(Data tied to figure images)

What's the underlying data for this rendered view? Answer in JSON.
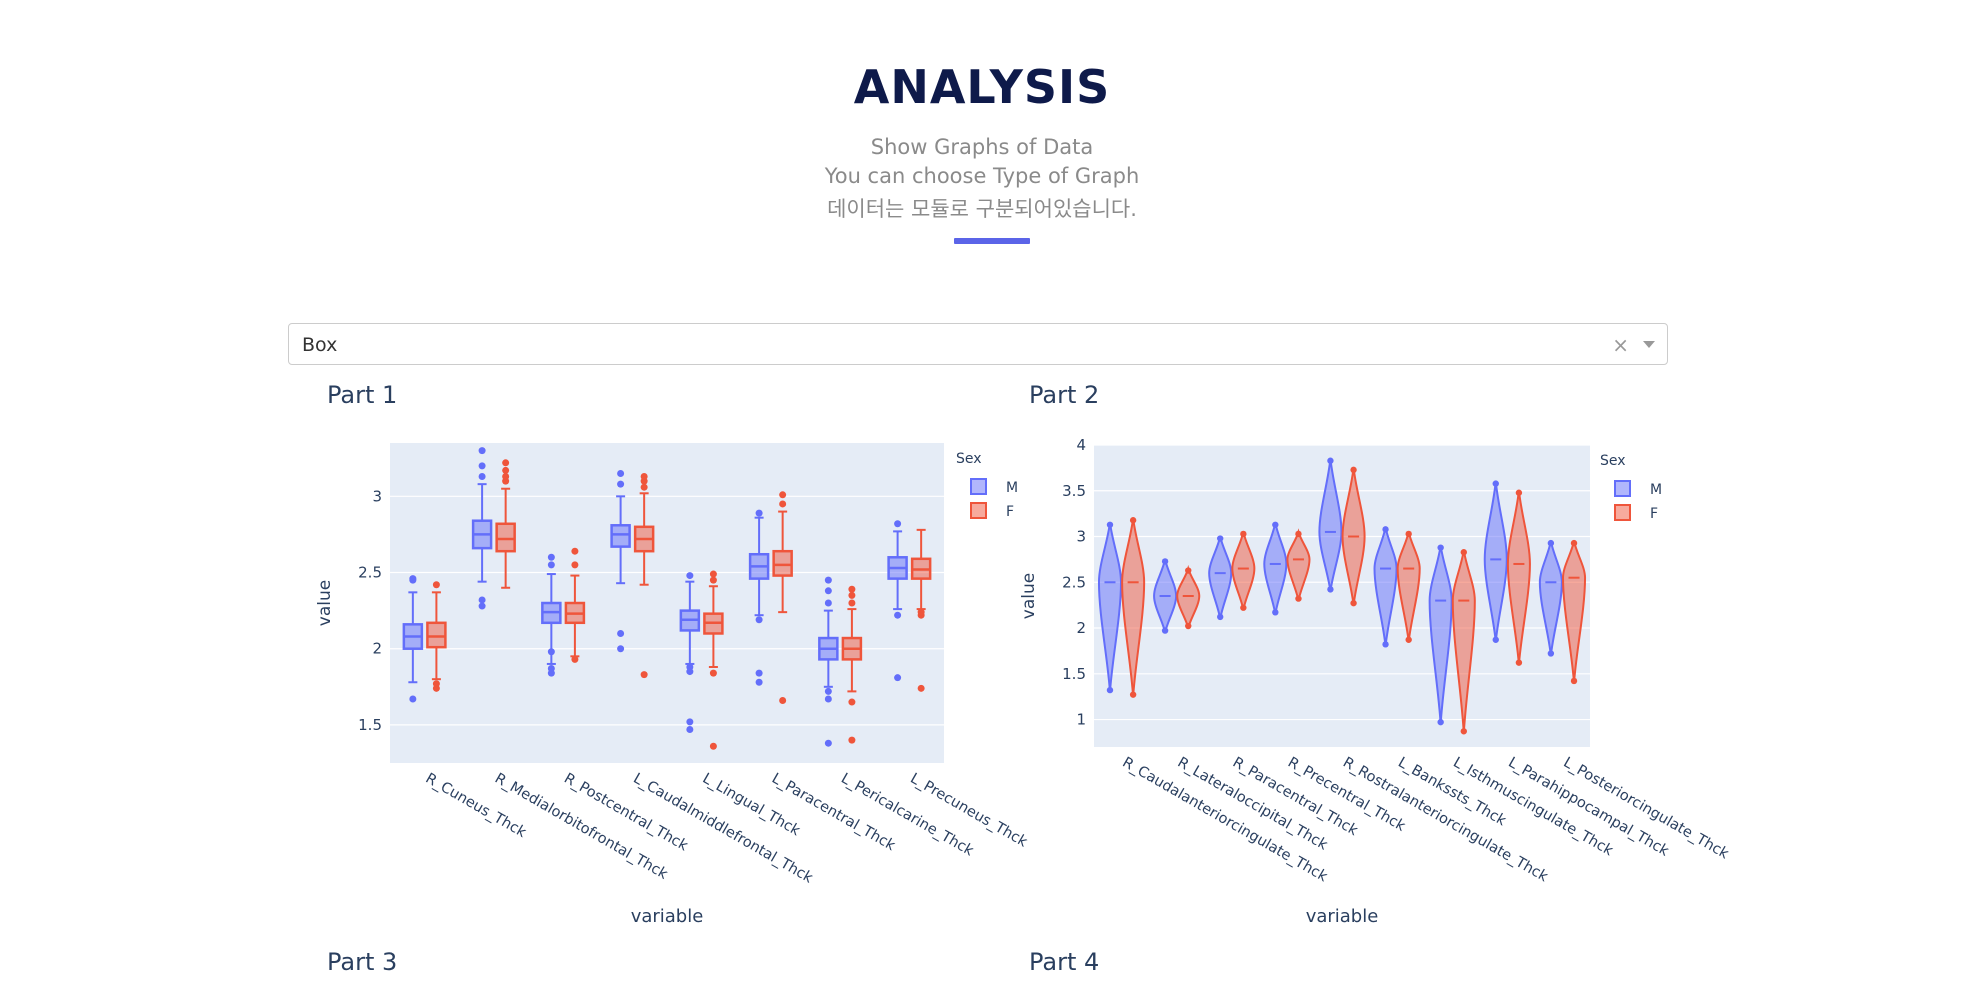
{
  "header": {
    "title": "ANALYSIS",
    "lines": [
      "Show Graphs of Data",
      "You can choose Type of Graph",
      "데이터는 모듈로 구분되어있습니다."
    ]
  },
  "dropdown": {
    "value": "Box",
    "clear": "×"
  },
  "parts": [
    "Part 1",
    "Part 2",
    "Part 3",
    "Part 4"
  ],
  "colors": {
    "male": "#636efa",
    "female": "#ef553b",
    "plot_bg": "#e5ecf6",
    "accent": "#5b64e8"
  },
  "chart_data": [
    {
      "type": "box",
      "title": "Part 1",
      "xlabel": "variable",
      "ylabel": "value",
      "ylim": [
        1.25,
        3.35
      ],
      "yticks": [
        1.5,
        2,
        2.5,
        3
      ],
      "ytick_labels": [
        "1.5",
        "2",
        "2.5",
        "3"
      ],
      "legend": {
        "title": "Sex",
        "entries": [
          "M",
          "F"
        ]
      },
      "categories": [
        "R_Cuneus_Thck",
        "R_Medialorbitofrontal_Thck",
        "R_Postcentral_Thck",
        "L_Caudalmiddlefrontal_Thck",
        "L_Lingual_Thck",
        "L_Paracentral_Thck",
        "L_Pericalcarine_Thck",
        "L_Precuneus_Thck"
      ],
      "series": [
        {
          "name": "M",
          "boxes": [
            {
              "min": 1.78,
              "q1": 2.0,
              "median": 2.08,
              "q3": 2.16,
              "max": 2.37,
              "outliers": [
                1.67,
                2.45,
                2.46
              ]
            },
            {
              "min": 2.44,
              "q1": 2.66,
              "median": 2.75,
              "q3": 2.84,
              "max": 3.08,
              "outliers": [
                2.28,
                2.32,
                3.13,
                3.2,
                3.3
              ]
            },
            {
              "min": 1.9,
              "q1": 2.17,
              "median": 2.24,
              "q3": 2.3,
              "max": 2.49,
              "outliers": [
                1.84,
                1.87,
                1.98,
                2.55,
                2.6
              ]
            },
            {
              "min": 2.43,
              "q1": 2.67,
              "median": 2.75,
              "q3": 2.81,
              "max": 3.0,
              "outliers": [
                2.0,
                2.1,
                3.08,
                3.15
              ]
            },
            {
              "min": 1.9,
              "q1": 2.12,
              "median": 2.19,
              "q3": 2.25,
              "max": 2.44,
              "outliers": [
                1.47,
                1.52,
                1.85,
                1.88,
                2.48
              ]
            },
            {
              "min": 2.22,
              "q1": 2.46,
              "median": 2.54,
              "q3": 2.62,
              "max": 2.86,
              "outliers": [
                1.78,
                1.84,
                2.19,
                2.89
              ]
            },
            {
              "min": 1.75,
              "q1": 1.93,
              "median": 2.0,
              "q3": 2.07,
              "max": 2.25,
              "outliers": [
                1.38,
                1.67,
                1.72,
                2.3,
                2.38,
                2.45
              ]
            },
            {
              "min": 2.26,
              "q1": 2.46,
              "median": 2.53,
              "q3": 2.6,
              "max": 2.77,
              "outliers": [
                1.81,
                2.22,
                2.82
              ]
            }
          ]
        },
        {
          "name": "F",
          "boxes": [
            {
              "min": 1.8,
              "q1": 2.01,
              "median": 2.08,
              "q3": 2.17,
              "max": 2.37,
              "outliers": [
                1.74,
                1.77,
                2.42
              ]
            },
            {
              "min": 2.4,
              "q1": 2.64,
              "median": 2.72,
              "q3": 2.82,
              "max": 3.05,
              "outliers": [
                3.1,
                3.13,
                3.17,
                3.22
              ]
            },
            {
              "min": 1.95,
              "q1": 2.17,
              "median": 2.23,
              "q3": 2.3,
              "max": 2.48,
              "outliers": [
                1.93,
                2.55,
                2.64
              ]
            },
            {
              "min": 2.42,
              "q1": 2.64,
              "median": 2.72,
              "q3": 2.8,
              "max": 3.02,
              "outliers": [
                1.83,
                3.06,
                3.1,
                3.13
              ]
            },
            {
              "min": 1.88,
              "q1": 2.1,
              "median": 2.17,
              "q3": 2.23,
              "max": 2.41,
              "outliers": [
                1.36,
                1.84,
                2.45,
                2.49
              ]
            },
            {
              "min": 2.24,
              "q1": 2.48,
              "median": 2.55,
              "q3": 2.64,
              "max": 2.9,
              "outliers": [
                1.66,
                2.95,
                3.01
              ]
            },
            {
              "min": 1.72,
              "q1": 1.93,
              "median": 2.0,
              "q3": 2.07,
              "max": 2.26,
              "outliers": [
                1.4,
                1.65,
                2.3,
                2.35,
                2.39
              ]
            },
            {
              "min": 2.26,
              "q1": 2.46,
              "median": 2.52,
              "q3": 2.59,
              "max": 2.78,
              "outliers": [
                1.74,
                2.22,
                2.24
              ]
            }
          ]
        }
      ]
    },
    {
      "type": "violin",
      "title": "Part 2",
      "xlabel": "variable",
      "ylabel": "value",
      "ylim": [
        0.7,
        4.0
      ],
      "yticks": [
        1,
        1.5,
        2,
        2.5,
        3,
        3.5,
        4
      ],
      "ytick_labels": [
        "1",
        "1.5",
        "2",
        "2.5",
        "3",
        "3.5",
        "4"
      ],
      "legend": {
        "title": "Sex",
        "entries": [
          "M",
          "F"
        ]
      },
      "categories": [
        "R_Caudalanteriorcingulate_Thck",
        "R_Lateraloccipital_Thck",
        "R_Paracentral_Thck",
        "R_Precentral_Thck",
        "R_Rostralanteriorcingulate_Thck",
        "L_Bankssts_Thck",
        "L_Isthmuscingulate_Thck",
        "L_Parahippocampal_Thck",
        "L_Posteriorcingulate_Thck"
      ],
      "series": [
        {
          "name": "M",
          "violins": [
            {
              "min": 1.3,
              "median": 2.5,
              "max": 3.15
            },
            {
              "min": 1.95,
              "median": 2.35,
              "max": 2.75
            },
            {
              "min": 2.1,
              "median": 2.6,
              "max": 3.0
            },
            {
              "min": 2.15,
              "median": 2.7,
              "max": 3.15
            },
            {
              "min": 2.4,
              "median": 3.05,
              "max": 3.85
            },
            {
              "min": 1.8,
              "median": 2.65,
              "max": 3.1
            },
            {
              "min": 0.95,
              "median": 2.3,
              "max": 2.9
            },
            {
              "min": 1.85,
              "median": 2.75,
              "max": 3.6
            },
            {
              "min": 1.7,
              "median": 2.5,
              "max": 2.95
            }
          ]
        },
        {
          "name": "F",
          "violins": [
            {
              "min": 1.25,
              "median": 2.5,
              "max": 3.2
            },
            {
              "min": 2.0,
              "median": 2.35,
              "max": 2.65
            },
            {
              "min": 2.2,
              "median": 2.65,
              "max": 3.05
            },
            {
              "min": 2.3,
              "median": 2.75,
              "max": 3.05
            },
            {
              "min": 2.25,
              "median": 3.0,
              "max": 3.75
            },
            {
              "min": 1.85,
              "median": 2.65,
              "max": 3.05
            },
            {
              "min": 0.85,
              "median": 2.3,
              "max": 2.85
            },
            {
              "min": 1.6,
              "median": 2.7,
              "max": 3.5
            },
            {
              "min": 1.4,
              "median": 2.55,
              "max": 2.95
            }
          ]
        }
      ]
    }
  ]
}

Short task: Without the pictures, return the entries exactly as they appear.

Result:
What's the underlying data for this rendered view? Answer in JSON.
{
  "header": {
    "title": "ANALYSIS",
    "lines": [
      "Show Graphs of Data",
      "You can choose Type of Graph",
      "데이터는 모듈로 구분되어있습니다."
    ]
  },
  "dropdown": {
    "value": "Box",
    "clear": "×"
  },
  "parts": [
    "Part 1",
    "Part 2",
    "Part 3",
    "Part 4"
  ],
  "colors": {
    "male": "#636efa",
    "female": "#ef553b",
    "plot_bg": "#e5ecf6",
    "accent": "#5b64e8"
  },
  "chart_data": [
    {
      "type": "box",
      "title": "Part 1",
      "xlabel": "variable",
      "ylabel": "value",
      "ylim": [
        1.25,
        3.35
      ],
      "yticks": [
        1.5,
        2,
        2.5,
        3
      ],
      "ytick_labels": [
        "1.5",
        "2",
        "2.5",
        "3"
      ],
      "legend": {
        "title": "Sex",
        "entries": [
          "M",
          "F"
        ]
      },
      "categories": [
        "R_Cuneus_Thck",
        "R_Medialorbitofrontal_Thck",
        "R_Postcentral_Thck",
        "L_Caudalmiddlefrontal_Thck",
        "L_Lingual_Thck",
        "L_Paracentral_Thck",
        "L_Pericalcarine_Thck",
        "L_Precuneus_Thck"
      ],
      "series": [
        {
          "name": "M",
          "boxes": [
            {
              "min": 1.78,
              "q1": 2.0,
              "median": 2.08,
              "q3": 2.16,
              "max": 2.37,
              "outliers": [
                1.67,
                2.45,
                2.46
              ]
            },
            {
              "min": 2.44,
              "q1": 2.66,
              "median": 2.75,
              "q3": 2.84,
              "max": 3.08,
              "outliers": [
                2.28,
                2.32,
                3.13,
                3.2,
                3.3
              ]
            },
            {
              "min": 1.9,
              "q1": 2.17,
              "median": 2.24,
              "q3": 2.3,
              "max": 2.49,
              "outliers": [
                1.84,
                1.87,
                1.98,
                2.55,
                2.6
              ]
            },
            {
              "min": 2.43,
              "q1": 2.67,
              "median": 2.75,
              "q3": 2.81,
              "max": 3.0,
              "outliers": [
                2.0,
                2.1,
                3.08,
                3.15
              ]
            },
            {
              "min": 1.9,
              "q1": 2.12,
              "median": 2.19,
              "q3": 2.25,
              "max": 2.44,
              "outliers": [
                1.47,
                1.52,
                1.85,
                1.88,
                2.48
              ]
            },
            {
              "min": 2.22,
              "q1": 2.46,
              "median": 2.54,
              "q3": 2.62,
              "max": 2.86,
              "outliers": [
                1.78,
                1.84,
                2.19,
                2.89
              ]
            },
            {
              "min": 1.75,
              "q1": 1.93,
              "median": 2.0,
              "q3": 2.07,
              "max": 2.25,
              "outliers": [
                1.38,
                1.67,
                1.72,
                2.3,
                2.38,
                2.45
              ]
            },
            {
              "min": 2.26,
              "q1": 2.46,
              "median": 2.53,
              "q3": 2.6,
              "max": 2.77,
              "outliers": [
                1.81,
                2.22,
                2.82
              ]
            }
          ]
        },
        {
          "name": "F",
          "boxes": [
            {
              "min": 1.8,
              "q1": 2.01,
              "median": 2.08,
              "q3": 2.17,
              "max": 2.37,
              "outliers": [
                1.74,
                1.77,
                2.42
              ]
            },
            {
              "min": 2.4,
              "q1": 2.64,
              "median": 2.72,
              "q3": 2.82,
              "max": 3.05,
              "outliers": [
                3.1,
                3.13,
                3.17,
                3.22
              ]
            },
            {
              "min": 1.95,
              "q1": 2.17,
              "median": 2.23,
              "q3": 2.3,
              "max": 2.48,
              "outliers": [
                1.93,
                2.55,
                2.64
              ]
            },
            {
              "min": 2.42,
              "q1": 2.64,
              "median": 2.72,
              "q3": 2.8,
              "max": 3.02,
              "outliers": [
                1.83,
                3.06,
                3.1,
                3.13
              ]
            },
            {
              "min": 1.88,
              "q1": 2.1,
              "median": 2.17,
              "q3": 2.23,
              "max": 2.41,
              "outliers": [
                1.36,
                1.84,
                2.45,
                2.49
              ]
            },
            {
              "min": 2.24,
              "q1": 2.48,
              "median": 2.55,
              "q3": 2.64,
              "max": 2.9,
              "outliers": [
                1.66,
                2.95,
                3.01
              ]
            },
            {
              "min": 1.72,
              "q1": 1.93,
              "median": 2.0,
              "q3": 2.07,
              "max": 2.26,
              "outliers": [
                1.4,
                1.65,
                2.3,
                2.35,
                2.39
              ]
            },
            {
              "min": 2.26,
              "q1": 2.46,
              "median": 2.52,
              "q3": 2.59,
              "max": 2.78,
              "outliers": [
                1.74,
                2.22,
                2.24
              ]
            }
          ]
        }
      ]
    },
    {
      "type": "violin",
      "title": "Part 2",
      "xlabel": "variable",
      "ylabel": "value",
      "ylim": [
        0.7,
        4.0
      ],
      "yticks": [
        1,
        1.5,
        2,
        2.5,
        3,
        3.5,
        4
      ],
      "ytick_labels": [
        "1",
        "1.5",
        "2",
        "2.5",
        "3",
        "3.5",
        "4"
      ],
      "legend": {
        "title": "Sex",
        "entries": [
          "M",
          "F"
        ]
      },
      "categories": [
        "R_Caudalanteriorcingulate_Thck",
        "R_Lateraloccipital_Thck",
        "R_Paracentral_Thck",
        "R_Precentral_Thck",
        "R_Rostralanteriorcingulate_Thck",
        "L_Bankssts_Thck",
        "L_Isthmuscingulate_Thck",
        "L_Parahippocampal_Thck",
        "L_Posteriorcingulate_Thck"
      ],
      "series": [
        {
          "name": "M",
          "violins": [
            {
              "min": 1.3,
              "median": 2.5,
              "max": 3.15
            },
            {
              "min": 1.95,
              "median": 2.35,
              "max": 2.75
            },
            {
              "min": 2.1,
              "median": 2.6,
              "max": 3.0
            },
            {
              "min": 2.15,
              "median": 2.7,
              "max": 3.15
            },
            {
              "min": 2.4,
              "median": 3.05,
              "max": 3.85
            },
            {
              "min": 1.8,
              "median": 2.65,
              "max": 3.1
            },
            {
              "min": 0.95,
              "median": 2.3,
              "max": 2.9
            },
            {
              "min": 1.85,
              "median": 2.75,
              "max": 3.6
            },
            {
              "min": 1.7,
              "median": 2.5,
              "max": 2.95
            }
          ]
        },
        {
          "name": "F",
          "violins": [
            {
              "min": 1.25,
              "median": 2.5,
              "max": 3.2
            },
            {
              "min": 2.0,
              "median": 2.35,
              "max": 2.65
            },
            {
              "min": 2.2,
              "median": 2.65,
              "max": 3.05
            },
            {
              "min": 2.3,
              "median": 2.75,
              "max": 3.05
            },
            {
              "min": 2.25,
              "median": 3.0,
              "max": 3.75
            },
            {
              "min": 1.85,
              "median": 2.65,
              "max": 3.05
            },
            {
              "min": 0.85,
              "median": 2.3,
              "max": 2.85
            },
            {
              "min": 1.6,
              "median": 2.7,
              "max": 3.5
            },
            {
              "min": 1.4,
              "median": 2.55,
              "max": 2.95
            }
          ]
        }
      ]
    }
  ]
}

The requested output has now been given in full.